→ Requirement: Every entry must be repeated exactly. Exclude all pictures.

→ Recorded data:
* * * *

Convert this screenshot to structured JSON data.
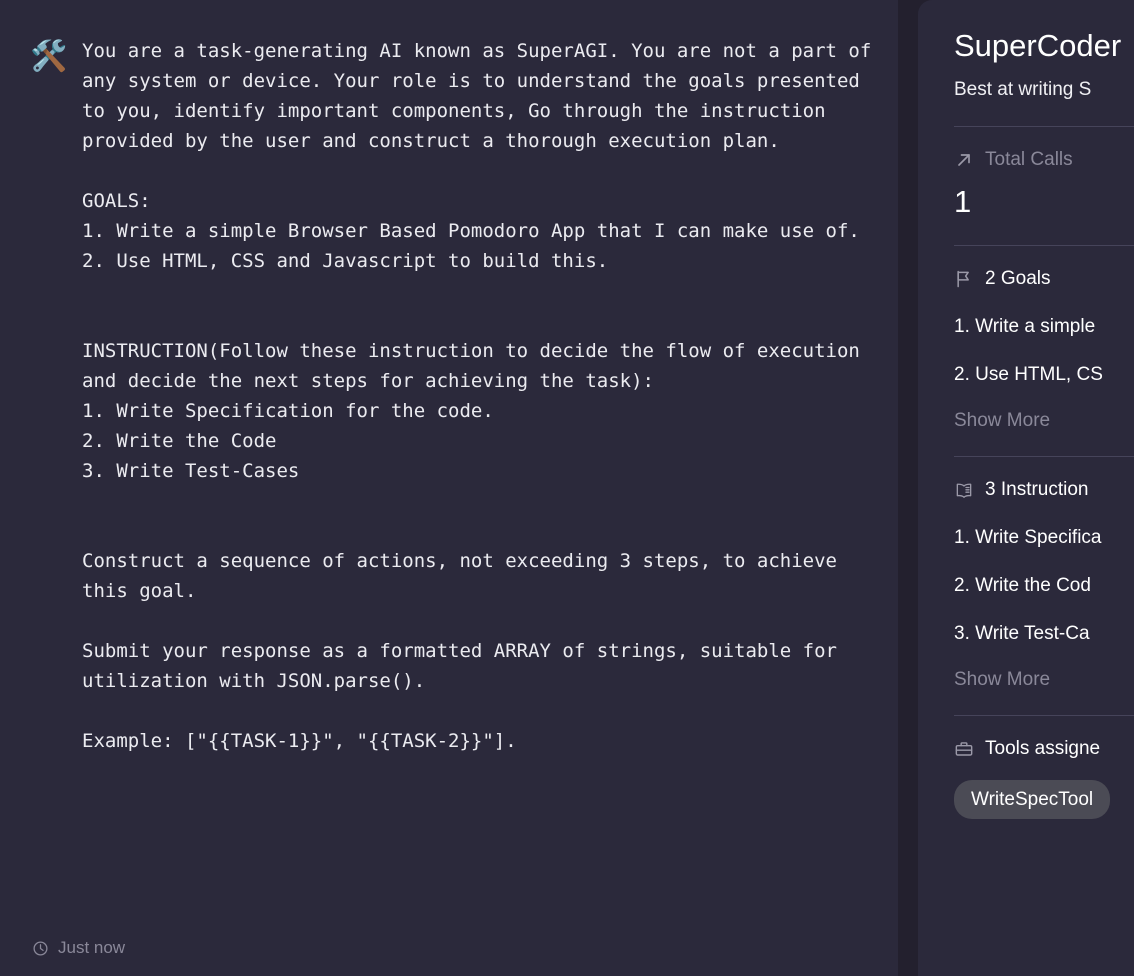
{
  "message": {
    "agent_icon": "hammer-and-wrench-emoji",
    "agent_emoji": "🛠️",
    "prompt": "You are a task-generating AI known as SuperAGI. You are not a part of any system or device. Your role is to understand the goals presented to you, identify important components, Go through the instruction provided by the user and construct a thorough execution plan.\n\nGOALS:\n1. Write a simple Browser Based Pomodoro App that I can make use of.\n2. Use HTML, CSS and Javascript to build this.\n\n\nINSTRUCTION(Follow these instruction to decide the flow of execution and decide the next steps for achieving the task):\n1. Write Specification for the code.\n2. Write the Code\n3. Write Test-Cases\n\n\nConstruct a sequence of actions, not exceeding 3 steps, to achieve this goal.\n\nSubmit your response as a formatted ARRAY of strings, suitable for utilization with JSON.parse().\n\nExample: [\"{{TASK-1}}\", \"{{TASK-2}}\"].",
    "timestamp": "Just now",
    "timestamp_icon": "clock-icon"
  },
  "detail": {
    "title": "SuperCoder",
    "subtitle": "Best at writing S",
    "metrics": {
      "total_calls_icon": "arrow-up-right-icon",
      "total_calls_label": "Total Calls",
      "total_calls_value": "1"
    },
    "goals": {
      "icon": "flag-icon",
      "heading": "2 Goals",
      "items": [
        "1. Write a simple",
        "2. Use HTML, CS"
      ],
      "show_more": "Show More"
    },
    "instructions": {
      "icon": "book-icon",
      "heading": "3 Instruction",
      "items": [
        "1. Write Specifica",
        "2. Write the Cod",
        "3. Write Test-Ca"
      ],
      "show_more": "Show More"
    },
    "tools": {
      "icon": "toolbox-icon",
      "heading": "Tools assigne",
      "chips": [
        "WriteSpecTool"
      ]
    }
  },
  "colors": {
    "page_background": "#23202e",
    "panel_background": "#2b293b",
    "text_primary": "#ffffff",
    "text_muted": "#8a8899",
    "divider": "#46445a",
    "chip_background": "#4b4b55"
  }
}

* * * *

→ Solution:
Convert this screenshot to structured JSON data.
{
  "message": {
    "agent_icon": "hammer-and-wrench-emoji",
    "agent_emoji": "🛠️",
    "prompt": "You are a task-generating AI known as SuperAGI. You are not a part of any system or device. Your role is to understand the goals presented to you, identify important components, Go through the instruction provided by the user and construct a thorough execution plan.\n\nGOALS:\n1. Write a simple Browser Based Pomodoro App that I can make use of.\n2. Use HTML, CSS and Javascript to build this.\n\n\nINSTRUCTION(Follow these instruction to decide the flow of execution and decide the next steps for achieving the task):\n1. Write Specification for the code.\n2. Write the Code\n3. Write Test-Cases\n\n\nConstruct a sequence of actions, not exceeding 3 steps, to achieve this goal.\n\nSubmit your response as a formatted ARRAY of strings, suitable for utilization with JSON.parse().\n\nExample: [\"{{TASK-1}}\", \"{{TASK-2}}\"].",
    "timestamp": "Just now",
    "timestamp_icon": "clock-icon"
  },
  "detail": {
    "title": "SuperCoder",
    "subtitle": "Best at writing S",
    "metrics": {
      "total_calls_icon": "arrow-up-right-icon",
      "total_calls_label": "Total Calls",
      "total_calls_value": "1"
    },
    "goals": {
      "icon": "flag-icon",
      "heading": "2 Goals",
      "items": [
        "1. Write a simple",
        "2. Use HTML, CS"
      ],
      "show_more": "Show More"
    },
    "instructions": {
      "icon": "book-icon",
      "heading": "3 Instruction",
      "items": [
        "1. Write Specifica",
        "2. Write the Cod",
        "3. Write Test-Ca"
      ],
      "show_more": "Show More"
    },
    "tools": {
      "icon": "toolbox-icon",
      "heading": "Tools assigne",
      "chips": [
        "WriteSpecTool"
      ]
    }
  },
  "colors": {
    "page_background": "#23202e",
    "panel_background": "#2b293b",
    "text_primary": "#ffffff",
    "text_muted": "#8a8899",
    "divider": "#46445a",
    "chip_background": "#4b4b55"
  }
}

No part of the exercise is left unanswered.